Dataset entries:
[START]

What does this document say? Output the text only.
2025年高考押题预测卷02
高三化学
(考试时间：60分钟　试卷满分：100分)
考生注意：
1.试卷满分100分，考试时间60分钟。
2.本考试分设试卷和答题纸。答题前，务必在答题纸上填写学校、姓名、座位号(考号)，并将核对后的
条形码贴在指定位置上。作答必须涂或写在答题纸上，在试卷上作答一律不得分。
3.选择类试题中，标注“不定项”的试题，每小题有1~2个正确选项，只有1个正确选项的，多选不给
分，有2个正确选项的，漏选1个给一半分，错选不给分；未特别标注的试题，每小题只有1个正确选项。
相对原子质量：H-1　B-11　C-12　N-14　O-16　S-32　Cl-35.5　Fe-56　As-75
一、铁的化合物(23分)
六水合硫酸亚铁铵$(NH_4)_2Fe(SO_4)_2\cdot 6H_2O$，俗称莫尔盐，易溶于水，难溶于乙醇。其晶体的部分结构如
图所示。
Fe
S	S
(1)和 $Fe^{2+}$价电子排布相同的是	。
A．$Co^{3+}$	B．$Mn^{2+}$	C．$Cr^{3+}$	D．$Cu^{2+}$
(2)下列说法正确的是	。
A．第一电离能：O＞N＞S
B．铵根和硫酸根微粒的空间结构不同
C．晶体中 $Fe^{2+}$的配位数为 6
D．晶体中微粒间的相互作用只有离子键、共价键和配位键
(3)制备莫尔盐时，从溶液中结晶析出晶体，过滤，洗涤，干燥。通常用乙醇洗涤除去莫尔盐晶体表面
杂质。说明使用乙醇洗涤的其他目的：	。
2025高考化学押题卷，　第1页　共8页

[END]

• **Task to complete**
Reproduce the material above exactly; please quote every line of it.

• **Solution for this task**
What does this document say? Output the text only.
2025年高考押题预测卷02
高三化学
(考试时间：60分钟　试卷满分：100分)
考生注意：
1.试卷满分100分，考试时间60分钟。
2.本考试分设试卷和答题纸。答题前，务必在答题纸上填写学校、姓名、座位号(考号)，并将核对后的
条形码贴在指定位置上。作答必须涂或写在答题纸上，在试卷上作答一律不得分。
3.选择类试题中，标注“不定项”的试题，每小题有1~2个正确选项，只有1个正确选项的，多选不给
分，有2个正确选项的，漏选1个给一半分，错选不给分；未特别标注的试题，每小题只有1个正确选项。
相对原子质量：H-1　B-11　C-12　N-14　O-16　S-32　Cl-35.5　Fe-56　As-75
一、铁的化合物(23分)
六水合硫酸亚铁铵$(NH_4)_2Fe(SO_4)_2\cdot 6H_2O$，俗称莫尔盐，易溶于水，难溶于乙醇。其晶体的部分结构如
图所示。
Fe
S	S
(1)和 $Fe^{2+}$价电子排布相同的是	。
A．$Co^{3+}$	B．$Mn^{2+}$	C．$Cr^{3+}$	D．$Cu^{2+}$
(2)下列说法正确的是	。
A．第一电离能：O＞N＞S
B．铵根和硫酸根微粒的空间结构不同
C．晶体中 $Fe^{2+}$的配位数为 6
D．晶体中微粒间的相互作用只有离子键、共价键和配位键
(3)制备莫尔盐时，从溶液中结晶析出晶体，过滤，洗涤，干燥。通常用乙醇洗涤除去莫尔盐晶体表面
杂质。说明使用乙醇洗涤的其他目的：	。
2025高考化学押题卷，　第1页　共8页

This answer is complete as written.